>> begin Dataset
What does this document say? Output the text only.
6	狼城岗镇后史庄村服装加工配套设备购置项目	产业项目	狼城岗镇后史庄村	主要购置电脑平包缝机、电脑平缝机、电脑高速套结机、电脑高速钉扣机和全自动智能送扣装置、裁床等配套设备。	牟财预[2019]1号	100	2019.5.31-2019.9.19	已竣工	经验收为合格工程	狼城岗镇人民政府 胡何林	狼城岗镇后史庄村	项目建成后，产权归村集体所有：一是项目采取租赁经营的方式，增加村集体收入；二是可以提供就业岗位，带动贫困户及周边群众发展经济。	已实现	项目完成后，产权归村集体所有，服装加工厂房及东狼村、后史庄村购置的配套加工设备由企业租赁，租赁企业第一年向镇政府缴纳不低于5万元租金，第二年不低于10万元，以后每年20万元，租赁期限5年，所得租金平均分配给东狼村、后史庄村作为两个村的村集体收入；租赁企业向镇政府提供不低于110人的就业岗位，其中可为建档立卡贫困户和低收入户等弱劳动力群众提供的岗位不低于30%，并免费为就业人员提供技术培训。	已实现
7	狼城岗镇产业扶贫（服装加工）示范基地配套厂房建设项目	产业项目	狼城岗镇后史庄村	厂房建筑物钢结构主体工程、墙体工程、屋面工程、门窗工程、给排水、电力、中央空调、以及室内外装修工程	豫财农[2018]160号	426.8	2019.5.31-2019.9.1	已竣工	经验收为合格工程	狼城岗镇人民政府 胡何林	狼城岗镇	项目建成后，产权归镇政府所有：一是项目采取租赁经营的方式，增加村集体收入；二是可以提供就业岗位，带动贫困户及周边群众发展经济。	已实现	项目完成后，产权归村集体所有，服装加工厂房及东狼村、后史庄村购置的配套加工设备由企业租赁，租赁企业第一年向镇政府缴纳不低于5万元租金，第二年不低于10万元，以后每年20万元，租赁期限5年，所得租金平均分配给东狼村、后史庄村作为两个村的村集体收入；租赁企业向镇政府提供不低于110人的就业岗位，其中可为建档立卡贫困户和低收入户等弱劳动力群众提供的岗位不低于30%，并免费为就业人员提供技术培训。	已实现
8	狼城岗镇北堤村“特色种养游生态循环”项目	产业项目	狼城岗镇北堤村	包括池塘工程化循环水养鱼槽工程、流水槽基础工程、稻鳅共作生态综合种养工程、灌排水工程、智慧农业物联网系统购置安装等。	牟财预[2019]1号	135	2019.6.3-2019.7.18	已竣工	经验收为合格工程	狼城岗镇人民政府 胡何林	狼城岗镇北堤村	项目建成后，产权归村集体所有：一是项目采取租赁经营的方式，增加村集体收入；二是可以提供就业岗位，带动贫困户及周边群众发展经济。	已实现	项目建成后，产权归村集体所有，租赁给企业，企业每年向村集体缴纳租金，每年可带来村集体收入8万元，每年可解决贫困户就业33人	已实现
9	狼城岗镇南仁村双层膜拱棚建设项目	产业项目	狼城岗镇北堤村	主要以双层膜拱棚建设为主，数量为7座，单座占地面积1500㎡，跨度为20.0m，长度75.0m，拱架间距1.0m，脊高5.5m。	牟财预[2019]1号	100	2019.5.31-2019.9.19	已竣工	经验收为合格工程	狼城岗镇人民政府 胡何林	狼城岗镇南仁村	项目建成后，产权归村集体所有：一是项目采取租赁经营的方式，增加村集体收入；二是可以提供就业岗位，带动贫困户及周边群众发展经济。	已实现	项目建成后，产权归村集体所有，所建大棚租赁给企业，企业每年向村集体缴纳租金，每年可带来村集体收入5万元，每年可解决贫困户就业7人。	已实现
>> end Dataset
>> begin Dataset
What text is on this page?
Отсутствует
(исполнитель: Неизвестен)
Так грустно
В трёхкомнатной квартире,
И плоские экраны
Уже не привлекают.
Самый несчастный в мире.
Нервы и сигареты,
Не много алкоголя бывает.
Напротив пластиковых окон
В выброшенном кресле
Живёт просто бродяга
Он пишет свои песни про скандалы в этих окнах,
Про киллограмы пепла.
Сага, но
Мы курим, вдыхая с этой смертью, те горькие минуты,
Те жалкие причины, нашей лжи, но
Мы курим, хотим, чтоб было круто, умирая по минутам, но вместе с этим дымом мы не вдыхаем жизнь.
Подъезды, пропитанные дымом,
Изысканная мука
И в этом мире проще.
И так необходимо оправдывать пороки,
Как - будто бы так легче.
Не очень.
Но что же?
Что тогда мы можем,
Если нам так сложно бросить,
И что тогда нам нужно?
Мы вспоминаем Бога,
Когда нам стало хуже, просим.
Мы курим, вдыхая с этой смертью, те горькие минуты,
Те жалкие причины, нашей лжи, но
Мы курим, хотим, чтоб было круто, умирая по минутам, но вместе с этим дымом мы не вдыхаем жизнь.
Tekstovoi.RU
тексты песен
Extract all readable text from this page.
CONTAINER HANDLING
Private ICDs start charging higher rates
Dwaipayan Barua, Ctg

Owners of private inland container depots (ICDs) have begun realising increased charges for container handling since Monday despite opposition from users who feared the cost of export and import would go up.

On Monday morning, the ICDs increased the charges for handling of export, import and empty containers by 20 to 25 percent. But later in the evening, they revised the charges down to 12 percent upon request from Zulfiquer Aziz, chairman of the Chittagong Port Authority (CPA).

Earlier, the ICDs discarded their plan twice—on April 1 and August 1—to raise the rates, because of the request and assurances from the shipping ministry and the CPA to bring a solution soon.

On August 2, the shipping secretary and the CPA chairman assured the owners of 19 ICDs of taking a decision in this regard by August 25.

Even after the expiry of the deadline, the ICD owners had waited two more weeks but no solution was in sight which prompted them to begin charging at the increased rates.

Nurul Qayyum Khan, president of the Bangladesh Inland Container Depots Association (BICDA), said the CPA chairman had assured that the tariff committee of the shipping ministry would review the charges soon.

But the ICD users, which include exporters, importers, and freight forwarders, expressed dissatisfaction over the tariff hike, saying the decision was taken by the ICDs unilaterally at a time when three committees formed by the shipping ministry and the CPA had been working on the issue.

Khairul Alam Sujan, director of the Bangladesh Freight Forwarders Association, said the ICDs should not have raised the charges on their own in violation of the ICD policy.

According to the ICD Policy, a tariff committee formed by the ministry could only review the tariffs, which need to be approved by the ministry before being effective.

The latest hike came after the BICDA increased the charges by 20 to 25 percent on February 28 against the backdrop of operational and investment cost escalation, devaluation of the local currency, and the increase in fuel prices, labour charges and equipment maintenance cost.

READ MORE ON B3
>> end Dataset
* Problem to work on
Pick every line with "have" in it and copy it.

* Result of this exercise
Owners of private inland container depots (ICDs) have begun realising increased charges for container handling since Monday despite opposition from users who feared the cost of export and import would go up.
Khairul Alam Sujan, director of the Bangladesh Freight Forwarders Association, said the ICDs should not have raised the charges on their own in violation of the ICD policy.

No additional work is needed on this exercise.